▶ EXERCISE PROMPT
Find the lines in these entries that include the word "POCl₃" and state how many there are, with no other words.

[Dataset items]
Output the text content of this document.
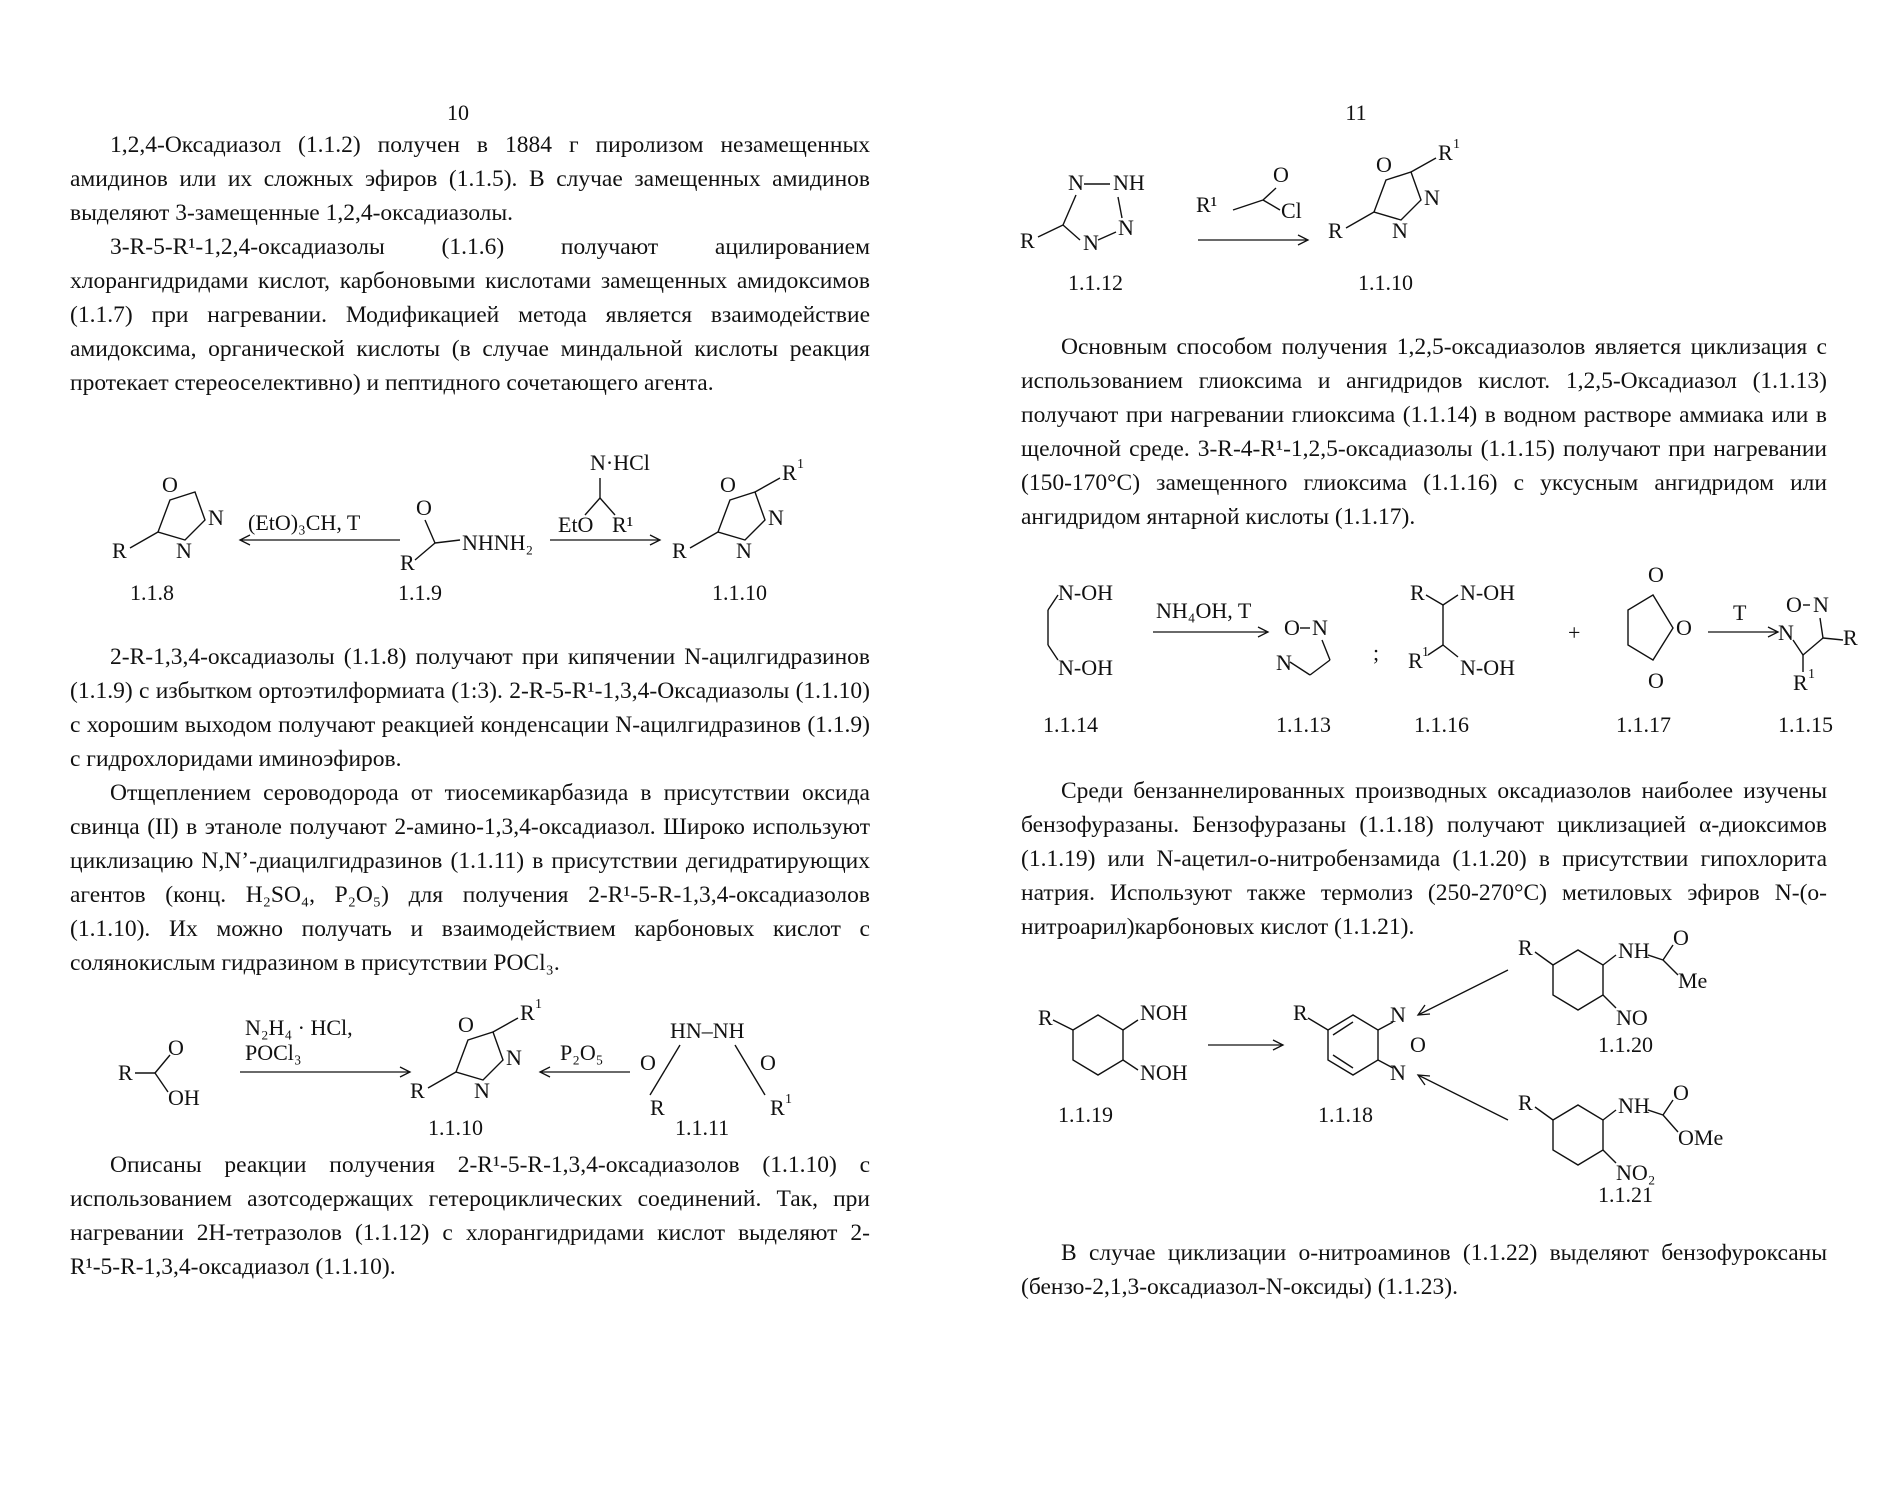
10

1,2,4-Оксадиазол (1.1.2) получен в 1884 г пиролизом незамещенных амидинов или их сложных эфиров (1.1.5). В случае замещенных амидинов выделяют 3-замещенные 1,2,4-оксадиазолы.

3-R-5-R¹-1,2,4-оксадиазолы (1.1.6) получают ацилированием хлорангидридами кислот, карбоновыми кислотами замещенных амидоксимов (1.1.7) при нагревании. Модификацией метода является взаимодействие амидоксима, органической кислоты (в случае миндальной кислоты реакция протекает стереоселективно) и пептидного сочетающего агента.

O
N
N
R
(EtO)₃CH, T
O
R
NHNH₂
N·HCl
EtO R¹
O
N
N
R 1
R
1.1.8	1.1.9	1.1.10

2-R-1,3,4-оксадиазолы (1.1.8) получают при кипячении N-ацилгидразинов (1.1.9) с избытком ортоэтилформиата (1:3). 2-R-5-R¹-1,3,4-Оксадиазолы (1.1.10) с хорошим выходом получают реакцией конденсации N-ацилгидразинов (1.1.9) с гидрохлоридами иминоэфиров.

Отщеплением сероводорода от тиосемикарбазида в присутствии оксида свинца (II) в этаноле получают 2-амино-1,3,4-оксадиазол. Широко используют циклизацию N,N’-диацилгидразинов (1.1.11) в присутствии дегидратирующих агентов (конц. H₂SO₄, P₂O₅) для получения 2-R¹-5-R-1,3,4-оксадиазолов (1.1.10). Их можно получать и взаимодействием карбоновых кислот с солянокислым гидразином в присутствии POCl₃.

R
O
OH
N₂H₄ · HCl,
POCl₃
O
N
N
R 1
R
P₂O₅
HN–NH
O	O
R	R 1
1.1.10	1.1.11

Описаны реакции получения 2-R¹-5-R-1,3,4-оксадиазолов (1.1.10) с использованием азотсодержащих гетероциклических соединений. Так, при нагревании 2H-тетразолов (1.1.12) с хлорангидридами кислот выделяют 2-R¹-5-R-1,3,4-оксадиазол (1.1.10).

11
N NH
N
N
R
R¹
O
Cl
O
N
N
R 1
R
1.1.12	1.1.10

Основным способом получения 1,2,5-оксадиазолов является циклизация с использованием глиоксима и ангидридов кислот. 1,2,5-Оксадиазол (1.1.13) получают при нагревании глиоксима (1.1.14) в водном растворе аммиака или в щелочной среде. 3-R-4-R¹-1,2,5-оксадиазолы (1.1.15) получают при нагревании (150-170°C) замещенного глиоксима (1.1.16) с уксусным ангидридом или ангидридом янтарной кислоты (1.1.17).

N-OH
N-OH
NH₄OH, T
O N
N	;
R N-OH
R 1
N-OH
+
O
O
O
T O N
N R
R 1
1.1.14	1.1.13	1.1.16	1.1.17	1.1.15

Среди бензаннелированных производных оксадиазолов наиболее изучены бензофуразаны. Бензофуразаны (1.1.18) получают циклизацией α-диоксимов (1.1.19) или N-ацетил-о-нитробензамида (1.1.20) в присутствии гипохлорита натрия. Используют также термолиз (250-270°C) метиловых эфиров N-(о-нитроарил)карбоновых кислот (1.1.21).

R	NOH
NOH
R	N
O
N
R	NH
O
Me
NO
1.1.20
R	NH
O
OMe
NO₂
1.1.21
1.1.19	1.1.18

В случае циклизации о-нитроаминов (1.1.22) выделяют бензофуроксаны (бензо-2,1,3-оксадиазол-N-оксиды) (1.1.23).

▶ COMPLETE RESPONSE
2